*EXERCISE REQUIREMENTS*.
Using the entries below, transcribe exactly the line containing "Output a JSON" and each line that follows it to the end.

[Figure contents as structured data]
>> BEGIN
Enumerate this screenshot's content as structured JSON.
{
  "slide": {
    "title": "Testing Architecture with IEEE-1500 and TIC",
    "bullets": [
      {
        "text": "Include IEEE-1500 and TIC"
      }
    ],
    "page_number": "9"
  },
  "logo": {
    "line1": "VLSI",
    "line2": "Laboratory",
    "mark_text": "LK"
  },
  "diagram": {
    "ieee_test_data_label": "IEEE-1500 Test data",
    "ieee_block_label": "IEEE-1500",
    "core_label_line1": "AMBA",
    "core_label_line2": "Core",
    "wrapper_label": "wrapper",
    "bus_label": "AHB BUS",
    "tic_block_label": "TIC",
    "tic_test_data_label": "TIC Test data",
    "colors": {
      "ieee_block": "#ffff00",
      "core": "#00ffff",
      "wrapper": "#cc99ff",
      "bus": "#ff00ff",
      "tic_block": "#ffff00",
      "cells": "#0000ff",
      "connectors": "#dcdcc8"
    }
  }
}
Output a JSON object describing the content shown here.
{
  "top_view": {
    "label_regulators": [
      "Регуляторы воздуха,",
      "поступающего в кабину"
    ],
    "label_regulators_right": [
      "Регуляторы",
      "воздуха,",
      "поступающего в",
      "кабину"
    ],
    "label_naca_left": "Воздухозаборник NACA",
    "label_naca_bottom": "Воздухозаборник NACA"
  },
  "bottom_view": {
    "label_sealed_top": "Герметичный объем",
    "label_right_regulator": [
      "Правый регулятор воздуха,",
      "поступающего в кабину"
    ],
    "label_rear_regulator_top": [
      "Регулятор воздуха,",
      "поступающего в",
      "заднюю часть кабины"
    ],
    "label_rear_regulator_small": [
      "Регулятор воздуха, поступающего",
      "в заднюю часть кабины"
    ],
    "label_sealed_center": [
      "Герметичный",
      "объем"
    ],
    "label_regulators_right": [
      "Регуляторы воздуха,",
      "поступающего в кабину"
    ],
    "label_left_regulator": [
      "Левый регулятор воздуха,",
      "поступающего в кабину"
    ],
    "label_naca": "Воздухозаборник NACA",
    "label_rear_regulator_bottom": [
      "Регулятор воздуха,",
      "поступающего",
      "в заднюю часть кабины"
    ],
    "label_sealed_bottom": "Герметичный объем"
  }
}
>> END
*ANSWER TO THIS PROBLEM*.
Output a JSON object describing the content shown here.
{
  "top_view": {
    "label_regulators": [
      "Регуляторы воздуха,",
      "поступающего в кабину"
    ],
    "label_regulators_right": [
      "Регуляторы",
      "воздуха,",
      "поступающего в",
      "кабину"
    ],
    "label_naca_left": "Воздухозаборник NACA",
    "label_naca_bottom": "Воздухозаборник NACA"
  },
  "bottom_view": {
    "label_sealed_top": "Герметичный объем",
    "label_right_regulator": [
      "Правый регулятор воздуха,",
      "поступающего в кабину"
    ],
    "label_rear_regulator_top": [
      "Регулятор воздуха,",
      "поступающего в",
      "заднюю часть кабины"
    ],
    "label_rear_regulator_small": [
      "Регулятор воздуха, поступающего",
      "в заднюю часть кабины"
    ],
    "label_sealed_center": [
      "Герметичный",
      "объем"
    ],
    "label_regulators_right": [
      "Регуляторы воздуха,",
      "поступающего в кабину"
    ],
    "label_left_regulator": [
      "Левый регулятор воздуха,",
      "поступающего в кабину"
    ],
    "label_naca": "Воздухозаборник NACA",
    "label_rear_regulator_bottom": [
      "Регулятор воздуха,",
      "поступающего",
      "в заднюю часть кабины"
    ],
    "label_sealed_bottom": "Герметичный объем"
  }
}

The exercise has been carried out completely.